EXERCISE DIRECTIONS: Write the material out again in full, word for word. Do not include the pictures.

··········

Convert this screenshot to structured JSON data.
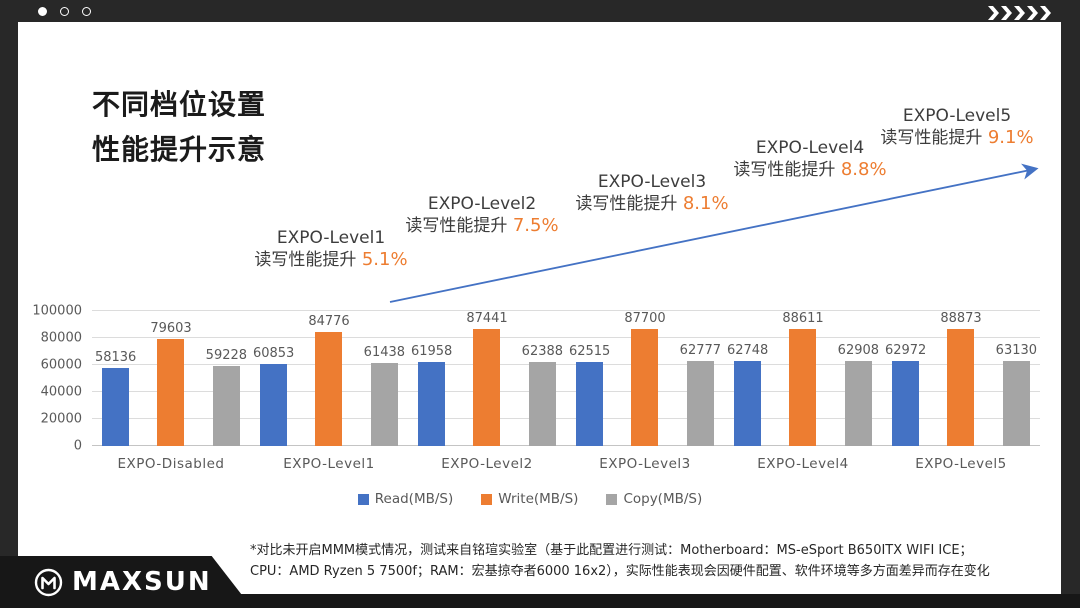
{
  "window": {
    "slide_dots": [
      "filled",
      "outline",
      "outline"
    ],
    "chevron_count": 5
  },
  "title": {
    "line1": "不同档位设置",
    "line2": "性能提升示意"
  },
  "annotations": [
    {
      "label": "EXPO-Level1",
      "text": "读写性能提升 ",
      "percent": "5.1%"
    },
    {
      "label": "EXPO-Level2",
      "text": "读写性能提升 ",
      "percent": "7.5%"
    },
    {
      "label": "EXPO-Level3",
      "text": "读写性能提升 ",
      "percent": "8.1%"
    },
    {
      "label": "EXPO-Level4",
      "text": "读写性能提升 ",
      "percent": "8.8%"
    },
    {
      "label": "EXPO-Level5",
      "text": "读写性能提升 ",
      "percent": "9.1%"
    }
  ],
  "chart_data": {
    "type": "bar",
    "categories": [
      "EXPO-Disabled",
      "EXPO-Level1",
      "EXPO-Level2",
      "EXPO-Level3",
      "EXPO-Level4",
      "EXPO-Level5"
    ],
    "series": [
      {
        "name": "Read(MB/S)",
        "color": "#4472C4",
        "values": [
          58136,
          60853,
          61958,
          62515,
          62748,
          62972
        ]
      },
      {
        "name": "Write(MB/S)",
        "color": "#ED7D31",
        "values": [
          79603,
          84776,
          87441,
          87700,
          88611,
          88873
        ]
      },
      {
        "name": "Copy(MB/S)",
        "color": "#A5A5A5",
        "values": [
          59228,
          61438,
          62388,
          62777,
          62908,
          63130
        ]
      }
    ],
    "ylim": [
      0,
      100000
    ],
    "yticks": [
      0,
      20000,
      40000,
      60000,
      80000,
      100000
    ],
    "grid": true,
    "data_labels": true,
    "legend_position": "bottom"
  },
  "trend_arrow": {
    "color": "#4472C4"
  },
  "footnote": {
    "line1": "*对比未开启MMM模式情况，测试来自铭瑄实验室（基于此配置进行测试：Motherboard：MS-eSport B650ITX WIFI ICE；",
    "line2": "CPU：AMD Ryzen 5 7500f；RAM：宏基掠夺者6000 16x2），实际性能表现会因硬件配置、软件环境等多方面差异而存在变化"
  },
  "logo": {
    "text": "MAXSUN"
  },
  "colors": {
    "frame": "#282828",
    "accent_blue": "#4472C4",
    "accent_orange": "#ED7D31",
    "bar_gray": "#A5A5A5",
    "label_gray": "#595959"
  }
}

··········

TASK RESPONSE:
Convert this screenshot to structured JSON data.
{
  "window": {
    "slide_dots": [
      "filled",
      "outline",
      "outline"
    ],
    "chevron_count": 5
  },
  "title": {
    "line1": "不同档位设置",
    "line2": "性能提升示意"
  },
  "annotations": [
    {
      "label": "EXPO-Level1",
      "text": "读写性能提升 ",
      "percent": "5.1%"
    },
    {
      "label": "EXPO-Level2",
      "text": "读写性能提升 ",
      "percent": "7.5%"
    },
    {
      "label": "EXPO-Level3",
      "text": "读写性能提升 ",
      "percent": "8.1%"
    },
    {
      "label": "EXPO-Level4",
      "text": "读写性能提升 ",
      "percent": "8.8%"
    },
    {
      "label": "EXPO-Level5",
      "text": "读写性能提升 ",
      "percent": "9.1%"
    }
  ],
  "chart_data": {
    "type": "bar",
    "categories": [
      "EXPO-Disabled",
      "EXPO-Level1",
      "EXPO-Level2",
      "EXPO-Level3",
      "EXPO-Level4",
      "EXPO-Level5"
    ],
    "series": [
      {
        "name": "Read(MB/S)",
        "color": "#4472C4",
        "values": [
          58136,
          60853,
          61958,
          62515,
          62748,
          62972
        ]
      },
      {
        "name": "Write(MB/S)",
        "color": "#ED7D31",
        "values": [
          79603,
          84776,
          87441,
          87700,
          88611,
          88873
        ]
      },
      {
        "name": "Copy(MB/S)",
        "color": "#A5A5A5",
        "values": [
          59228,
          61438,
          62388,
          62777,
          62908,
          63130
        ]
      }
    ],
    "ylim": [
      0,
      100000
    ],
    "yticks": [
      0,
      20000,
      40000,
      60000,
      80000,
      100000
    ],
    "grid": true,
    "data_labels": true,
    "legend_position": "bottom"
  },
  "trend_arrow": {
    "color": "#4472C4"
  },
  "footnote": {
    "line1": "*对比未开启MMM模式情况，测试来自铭瑄实验室（基于此配置进行测试：Motherboard：MS-eSport B650ITX WIFI ICE；",
    "line2": "CPU：AMD Ryzen 5 7500f；RAM：宏基掠夺者6000 16x2），实际性能表现会因硬件配置、软件环境等多方面差异而存在变化"
  },
  "logo": {
    "text": "MAXSUN"
  },
  "colors": {
    "frame": "#282828",
    "accent_blue": "#4472C4",
    "accent_orange": "#ED7D31",
    "bar_gray": "#A5A5A5",
    "label_gray": "#595959"
  }
}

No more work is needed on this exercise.